Exercise objective - Restate the full listing word for word and leave the pictures out.

━━ Input

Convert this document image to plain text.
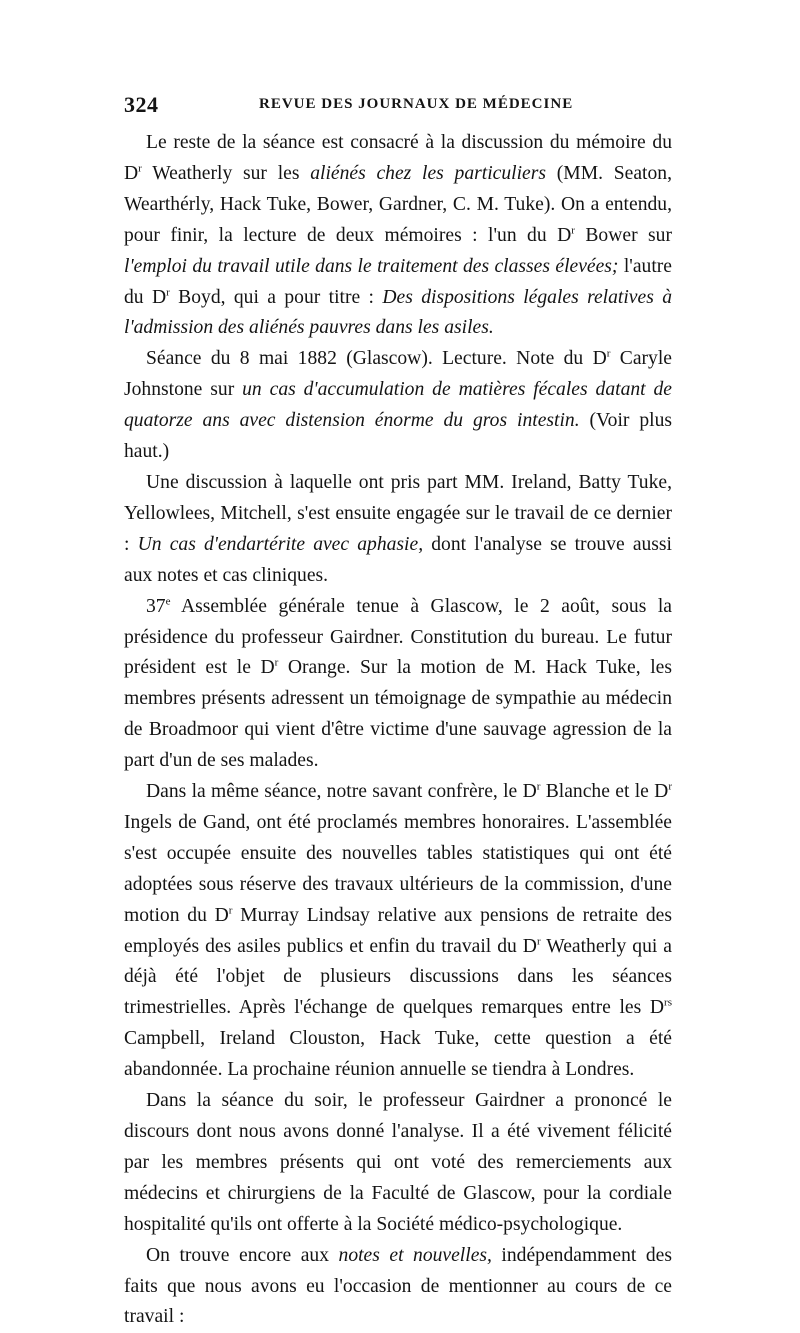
324	REVUE DES JOURNAUX DE MÉDECINE

Le reste de la séance est consacré à la discussion du mémoire du $D^r$ Weatherly sur les aliénés chez les particuliers (MM. Seaton, Wearthérly, Hack Tuke, Bower, Gardner, C. M. Tuke). On a entendu, pour finir, la lecture de deux mémoires : l'un du $D^r$ Bower sur l'emploi du travail utile dans le traitement des classes élevées; l'autre du $D^r$ Boyd, qui a pour titre : Des dispositions légales relatives à l'admission des aliénés pauvres dans les asiles.

Séance du 8 mai 1882 (Glascow). Lecture. Note du $D^r$ Caryle Johnstone sur un cas d'accumulation de matières fécales datant de quatorze ans avec distension énorme du gros intestin. (Voir plus haut.)

Une discussion à laquelle ont pris part MM. Ireland, Batty Tuke, Yellowlees, Mitchell, s'est ensuite engagée sur le travail de ce dernier : Un cas d'endartérite avec aphasie, dont l'analyse se trouve aussi aux notes et cas cliniques.

37e Assemblée générale tenue à Glascow, le 2 août, sous la présidence du professeur Gairdner. Constitution du bureau. Le futur président est le $D^r$ Orange. Sur la motion de M. Hack Tuke, les membres présents adressent un témoignage de sympathie au médecin de Broadmoor qui vient d'être victime d'une sauvage agression de la part d'un de ses malades.

Dans la même séance, notre savant confrère, le $D^r$ Blanche et le $D^r$ Ingels de Gand, ont été proclamés membres honoraires. L'assemblée s'est occupée ensuite des nouvelles tables statistiques qui ont été adoptées sous réserve des travaux ultérieurs de la commission, d'une motion du $D^r$ Murray Lindsay relative aux pensions de retraite des employés des asiles publics et enfin du travail du $D^r$ Weatherly qui a déjà été l'objet de plusieurs discussions dans les séances trimestrielles. Après l'échange de quelques remarques entre les $D^{rs}$ Campbell, Ireland Clouston, Hack Tuke, cette question a été abandonnée. La prochaine réunion annuelle se tiendra à Londres.

Dans la séance du soir, le professeur Gairdner a prononcé le discours dont nous avons donné l'analyse. Il a été vivement félicité par les membres présents qui ont voté des remerciements aux médecins et chirurgiens de la Faculté de Glascow, pour la cordiale hospitalité qu'ils ont offerte à la Société médico-psychologique.

On trouve encore aux notes et nouvelles, indépendamment des faits que nous avons eu l'occasion de mentionner au cours de ce travail :
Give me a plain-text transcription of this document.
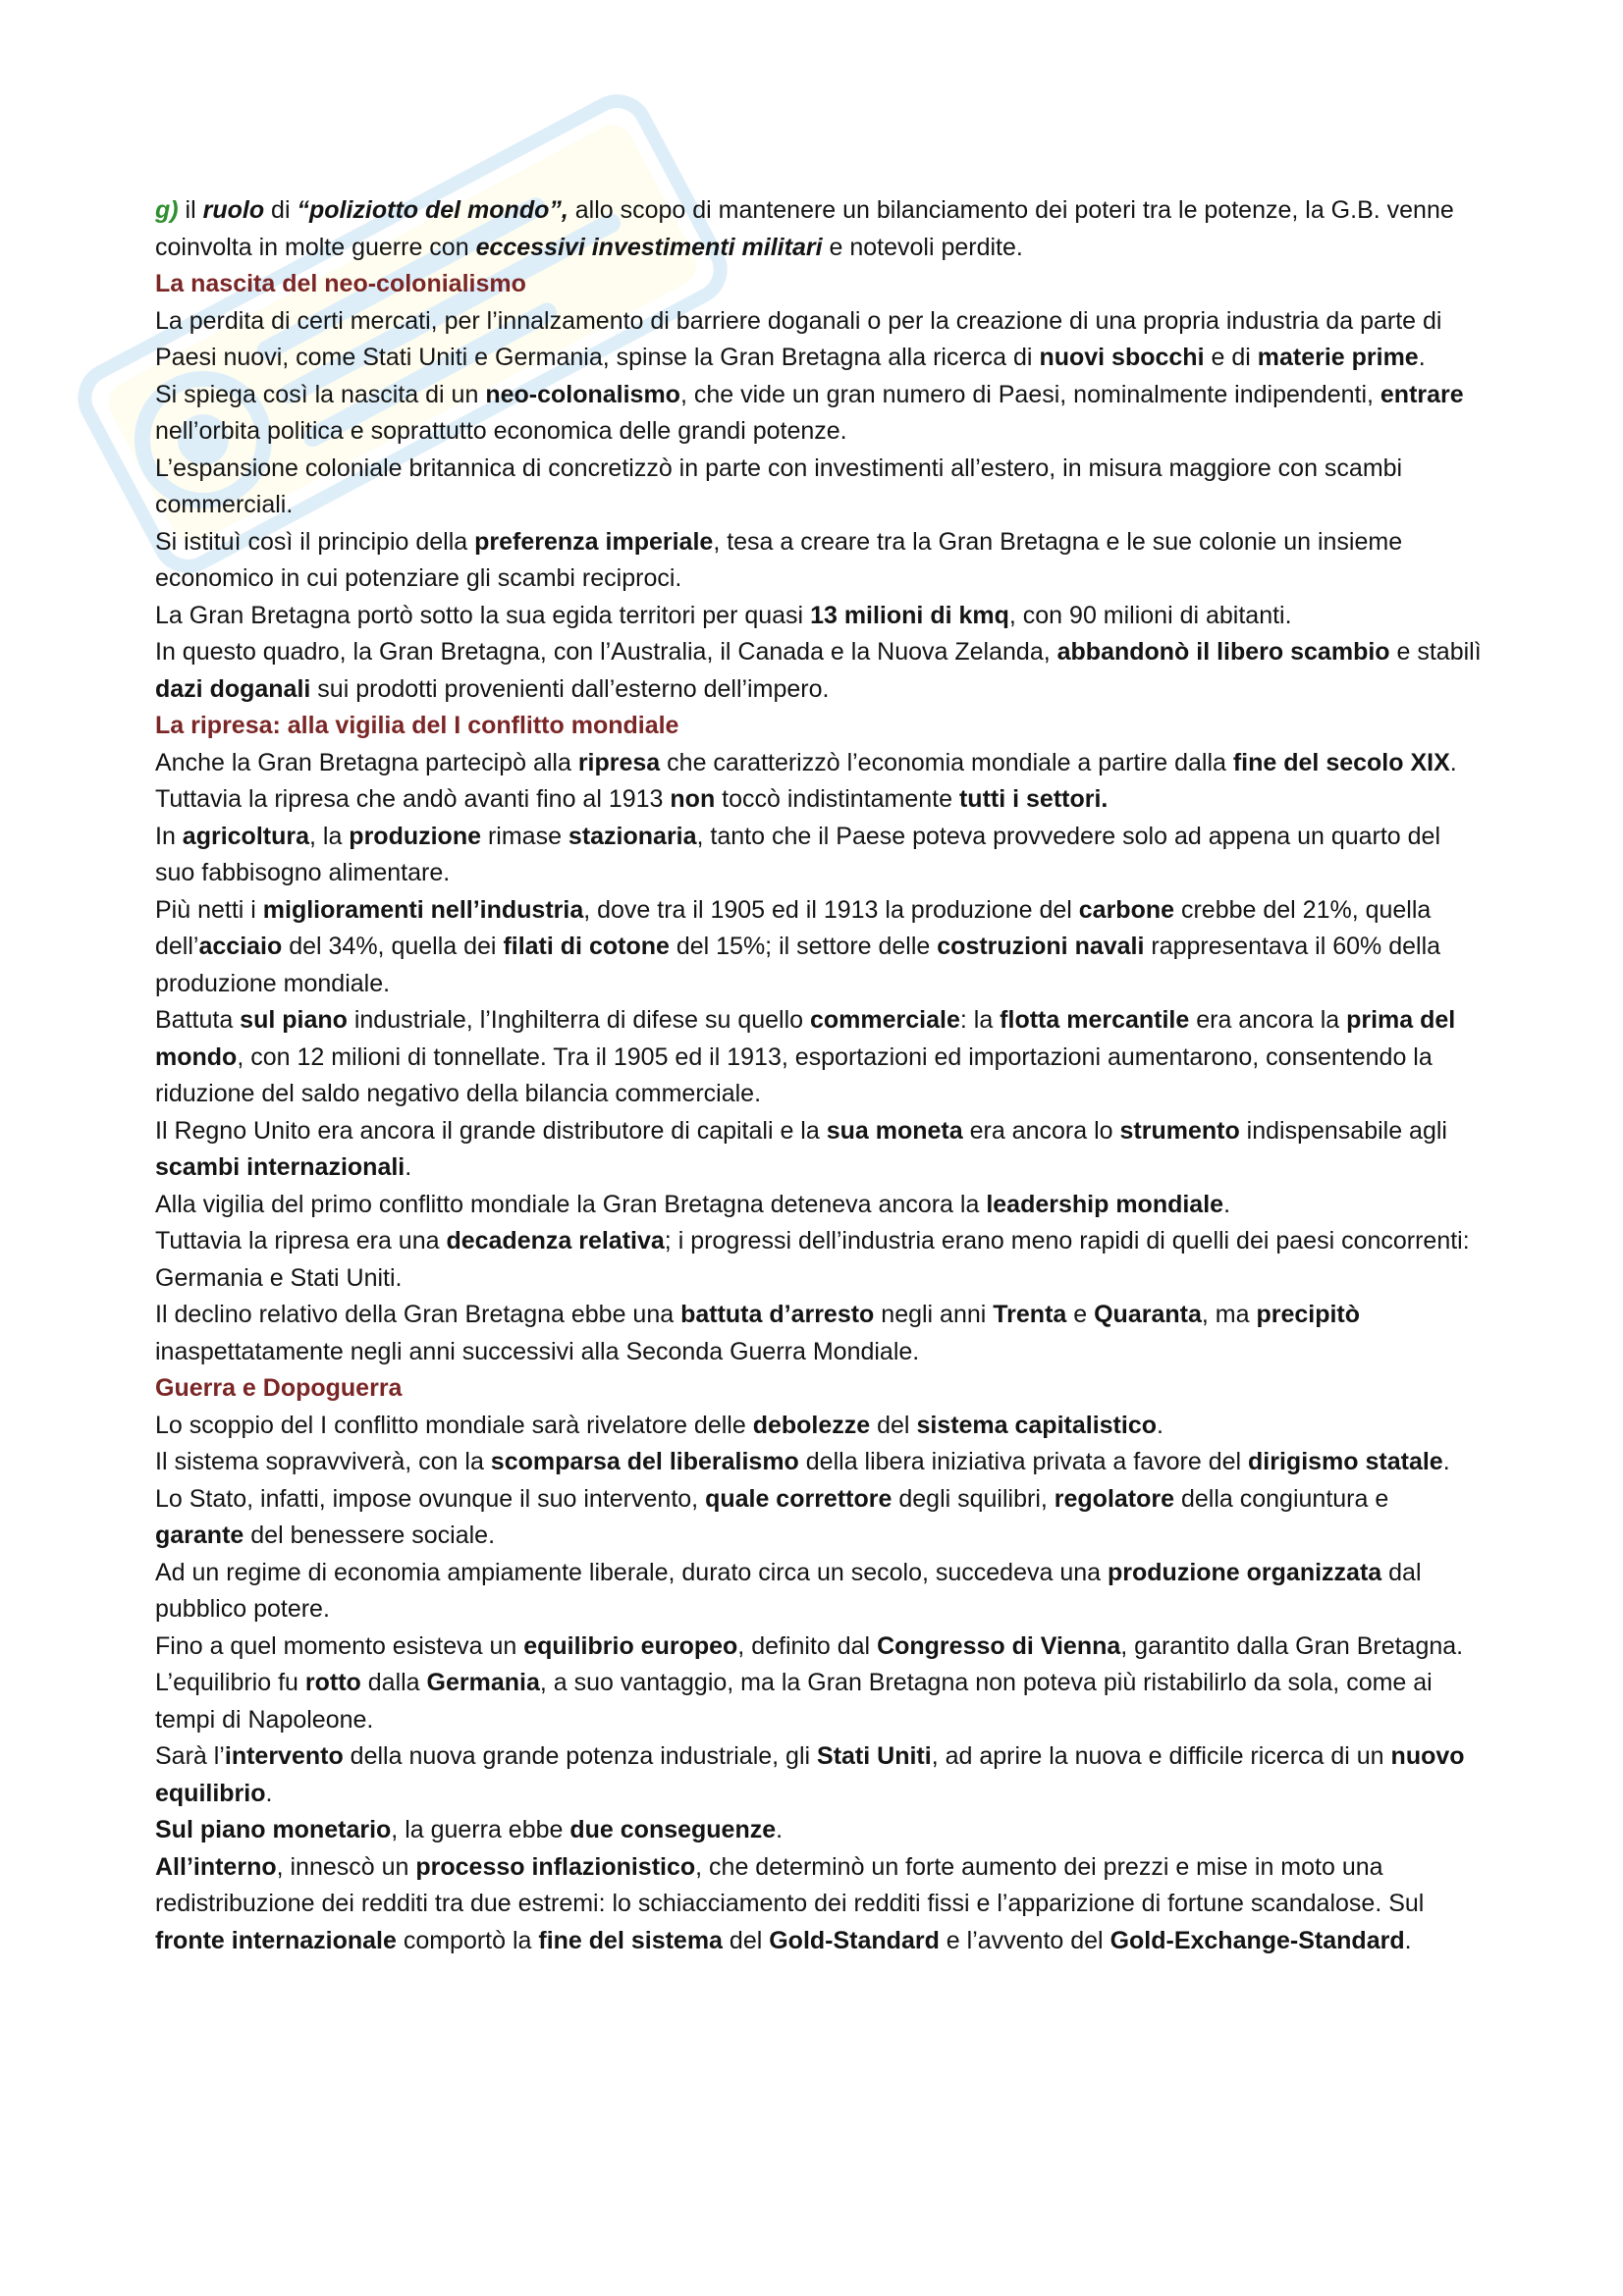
g) il ruolo di “poliziotto del mondo”, allo scopo di mantenere un bilanciamento dei poteri tra le potenze, la G.B. venne coinvolta in molte guerre con eccessivi investimenti militari e notevoli perdite.

La nascita del neo-colonialismo

La perdita di certi mercati, per l’innalzamento di barriere doganali o per la creazione di una propria industria da parte di Paesi nuovi, come Stati Uniti e Germania, spinse la Gran Bretagna alla ricerca di nuovi sbocchi e di materie prime.

Si spiega così la nascita di un neo-colonalismo, che vide un gran numero di Paesi, nominalmente indipendenti, entrare nell’orbita politica e soprattutto economica delle grandi potenze.

L’espansione coloniale britannica di concretizzò in parte con investimenti all’estero, in misura maggiore con scambi commerciali.

Si istituì così il principio della preferenza imperiale, tesa a creare tra la Gran Bretagna e le sue colonie un insieme economico in cui potenziare gli scambi reciproci.

La Gran Bretagna portò sotto la sua egida territori per quasi 13 milioni di kmq, con 90 milioni di abitanti.

In questo quadro, la Gran Bretagna, con l’Australia, il Canada e la Nuova Zelanda, abbandonò il libero scambio e stabilì dazi doganali sui prodotti provenienti dall’esterno dell’impero.

La ripresa: alla vigilia del I conflitto mondiale

Anche la Gran Bretagna partecipò alla ripresa che caratterizzò l’economia mondiale a partire dalla fine del secolo XIX.

Tuttavia la ripresa che andò avanti fino al 1913 non toccò indistintamente tutti i settori.

In agricoltura, la produzione rimase stazionaria, tanto che il Paese poteva provvedere solo ad appena un quarto del suo fabbisogno alimentare.

Più netti i miglioramenti nell’industria, dove tra il 1905 ed il 1913 la produzione del carbone crebbe del 21%, quella dell’acciaio del 34%, quella dei filati di cotone del 15%; il settore delle costruzioni navali rappresentava il 60% della produzione mondiale.

Battuta sul piano industriale, l’Inghilterra di difese su quello commerciale: la flotta mercantile era ancora la prima del mondo, con 12 milioni di tonnellate. Tra il 1905 ed il 1913, esportazioni ed importazioni aumentarono, consentendo la riduzione del saldo negativo della bilancia commerciale.

Il Regno Unito era ancora il grande distributore di capitali e la sua moneta era ancora lo strumento indispensabile agli scambi internazionali.

Alla vigilia del primo conflitto mondiale la Gran Bretagna deteneva ancora la leadership mondiale.

Tuttavia la ripresa era una decadenza relativa; i progressi dell’industria erano meno rapidi di quelli dei paesi concorrenti: Germania e Stati Uniti.

Il declino relativo della Gran Bretagna ebbe una battuta d’arresto negli anni Trenta e Quaranta, ma precipitò inaspettatamente negli anni successivi alla Seconda Guerra Mondiale.

Guerra e Dopoguerra

Lo scoppio del I conflitto mondiale sarà rivelatore delle debolezze del sistema capitalistico.

Il sistema sopravviverà, con la scomparsa del liberalismo della libera iniziativa privata a favore del dirigismo statale.

Lo Stato, infatti, impose ovunque il suo intervento, quale correttore degli squilibri, regolatore della congiuntura e garante del benessere sociale.

Ad un regime di economia ampiamente liberale, durato circa un secolo, succedeva una produzione organizzata dal pubblico potere.

Fino a quel momento esisteva un equilibrio europeo, definito dal Congresso di Vienna, garantito dalla Gran Bretagna.

L’equilibrio fu rotto dalla Germania, a suo vantaggio, ma la Gran Bretagna non poteva più ristabilirlo da sola, come ai tempi di Napoleone.

Sarà l’intervento della nuova grande potenza industriale, gli Stati Uniti, ad aprire la nuova e difficile ricerca di un nuovo equilibrio.

Sul piano monetario, la guerra ebbe due conseguenze.

All’interno, innescò un processo inflazionistico, che determinò un forte aumento dei prezzi e mise in moto una redistribuzione dei redditi tra due estremi: lo schiacciamento dei redditi fissi e l’apparizione di fortune scandalose. Sul fronte internazionale comportò la fine del sistema del Gold-Standard e l’avvento del Gold-Exchange-Standard.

━━━━

Response to the task -
Convert this document image to plain text.
324	REVUE DES JOURNAUX DE MÉDECINE

Le reste de la séance est consacré à la discussion du mémoire du $D^r$ Weatherly sur les aliénés chez les particuliers (MM. Seaton, Wearthérly, Hack Tuke, Bower, Gardner, C. M. Tuke). On a entendu, pour finir, la lecture de deux mémoires : l'un du $D^r$ Bower sur l'emploi du travail utile dans le traitement des classes élevées; l'autre du $D^r$ Boyd, qui a pour titre : Des dispositions légales relatives à l'admission des aliénés pauvres dans les asiles.

Séance du 8 mai 1882 (Glascow). Lecture. Note du $D^r$ Caryle Johnstone sur un cas d'accumulation de matières fécales datant de quatorze ans avec distension énorme du gros intestin. (Voir plus haut.)

Une discussion à laquelle ont pris part MM. Ireland, Batty Tuke, Yellowlees, Mitchell, s'est ensuite engagée sur le travail de ce dernier : Un cas d'endartérite avec aphasie, dont l'analyse se trouve aussi aux notes et cas cliniques.

37e Assemblée générale tenue à Glascow, le 2 août, sous la présidence du professeur Gairdner. Constitution du bureau. Le futur président est le $D^r$ Orange. Sur la motion de M. Hack Tuke, les membres présents adressent un témoignage de sympathie au médecin de Broadmoor qui vient d'être victime d'une sauvage agression de la part d'un de ses malades.

Dans la même séance, notre savant confrère, le $D^r$ Blanche et le $D^r$ Ingels de Gand, ont été proclamés membres honoraires. L'assemblée s'est occupée ensuite des nouvelles tables statistiques qui ont été adoptées sous réserve des travaux ultérieurs de la commission, d'une motion du $D^r$ Murray Lindsay relative aux pensions de retraite des employés des asiles publics et enfin du travail du $D^r$ Weatherly qui a déjà été l'objet de plusieurs discussions dans les séances trimestrielles. Après l'échange de quelques remarques entre les $D^{rs}$ Campbell, Ireland Clouston, Hack Tuke, cette question a été abandonnée. La prochaine réunion annuelle se tiendra à Londres.

Dans la séance du soir, le professeur Gairdner a prononcé le discours dont nous avons donné l'analyse. Il a été vivement félicité par les membres présents qui ont voté des remerciements aux médecins et chirurgiens de la Faculté de Glascow, pour la cordiale hospitalité qu'ils ont offerte à la Société médico-psychologique.

On trouve encore aux notes et nouvelles, indépendamment des faits que nous avons eu l'occasion de mentionner au cours de ce travail :
Give me a plain-text transcription of this document.
g) il ruolo di “poliziotto del mondo”, allo scopo di mantenere un bilanciamento dei poteri tra le potenze, la G.B. venne coinvolta in molte guerre con eccessivi investimenti militari e notevoli perdite.

La nascita del neo-colonialismo

La perdita di certi mercati, per l’innalzamento di barriere doganali o per la creazione di una propria industria da parte di Paesi nuovi, come Stati Uniti e Germania, spinse la Gran Bretagna alla ricerca di nuovi sbocchi e di materie prime.

Si spiega così la nascita di un neo-colonalismo, che vide un gran numero di Paesi, nominalmente indipendenti, entrare nell’orbita politica e soprattutto economica delle grandi potenze.

L’espansione coloniale britannica di concretizzò in parte con investimenti all’estero, in misura maggiore con scambi commerciali.

Si istituì così il principio della preferenza imperiale, tesa a creare tra la Gran Bretagna e le sue colonie un insieme economico in cui potenziare gli scambi reciproci.

La Gran Bretagna portò sotto la sua egida territori per quasi 13 milioni di kmq, con 90 milioni di abitanti.

In questo quadro, la Gran Bretagna, con l’Australia, il Canada e la Nuova Zelanda, abbandonò il libero scambio e stabilì dazi doganali sui prodotti provenienti dall’esterno dell’impero.

La ripresa: alla vigilia del I conflitto mondiale

Anche la Gran Bretagna partecipò alla ripresa che caratterizzò l’economia mondiale a partire dalla fine del secolo XIX.

Tuttavia la ripresa che andò avanti fino al 1913 non toccò indistintamente tutti i settori.

In agricoltura, la produzione rimase stazionaria, tanto che il Paese poteva provvedere solo ad appena un quarto del suo fabbisogno alimentare.

Più netti i miglioramenti nell’industria, dove tra il 1905 ed il 1913 la produzione del carbone crebbe del 21%, quella dell’acciaio del 34%, quella dei filati di cotone del 15%; il settore delle costruzioni navali rappresentava il 60% della produzione mondiale.

Battuta sul piano industriale, l’Inghilterra di difese su quello commerciale: la flotta mercantile era ancora la prima del mondo, con 12 milioni di tonnellate. Tra il 1905 ed il 1913, esportazioni ed importazioni aumentarono, consentendo la riduzione del saldo negativo della bilancia commerciale.

Il Regno Unito era ancora il grande distributore di capitali e la sua moneta era ancora lo strumento indispensabile agli scambi internazionali.

Alla vigilia del primo conflitto mondiale la Gran Bretagna deteneva ancora la leadership mondiale.

Tuttavia la ripresa era una decadenza relativa; i progressi dell’industria erano meno rapidi di quelli dei paesi concorrenti: Germania e Stati Uniti.

Il declino relativo della Gran Bretagna ebbe una battuta d’arresto negli anni Trenta e Quaranta, ma precipitò inaspettatamente negli anni successivi alla Seconda Guerra Mondiale.

Guerra e Dopoguerra

Lo scoppio del I conflitto mondiale sarà rivelatore delle debolezze del sistema capitalistico.

Il sistema sopravviverà, con la scomparsa del liberalismo della libera iniziativa privata a favore del dirigismo statale.

Lo Stato, infatti, impose ovunque il suo intervento, quale correttore degli squilibri, regolatore della congiuntura e garante del benessere sociale.

Ad un regime di economia ampiamente liberale, durato circa un secolo, succedeva una produzione organizzata dal pubblico potere.

Fino a quel momento esisteva un equilibrio europeo, definito dal Congresso di Vienna, garantito dalla Gran Bretagna.

L’equilibrio fu rotto dalla Germania, a suo vantaggio, ma la Gran Bretagna non poteva più ristabilirlo da sola, come ai tempi di Napoleone.

Sarà l’intervento della nuova grande potenza industriale, gli Stati Uniti, ad aprire la nuova e difficile ricerca di un nuovo equilibrio.

Sul piano monetario, la guerra ebbe due conseguenze.

All’interno, innescò un processo inflazionistico, che determinò un forte aumento dei prezzi e mise in moto una redistribuzione dei redditi tra due estremi: lo schiacciamento dei redditi fissi e l’apparizione di fortune scandalose. Sul fronte internazionale comportò la fine del sistema del Gold-Standard e l’avvento del Gold-Exchange-Standard.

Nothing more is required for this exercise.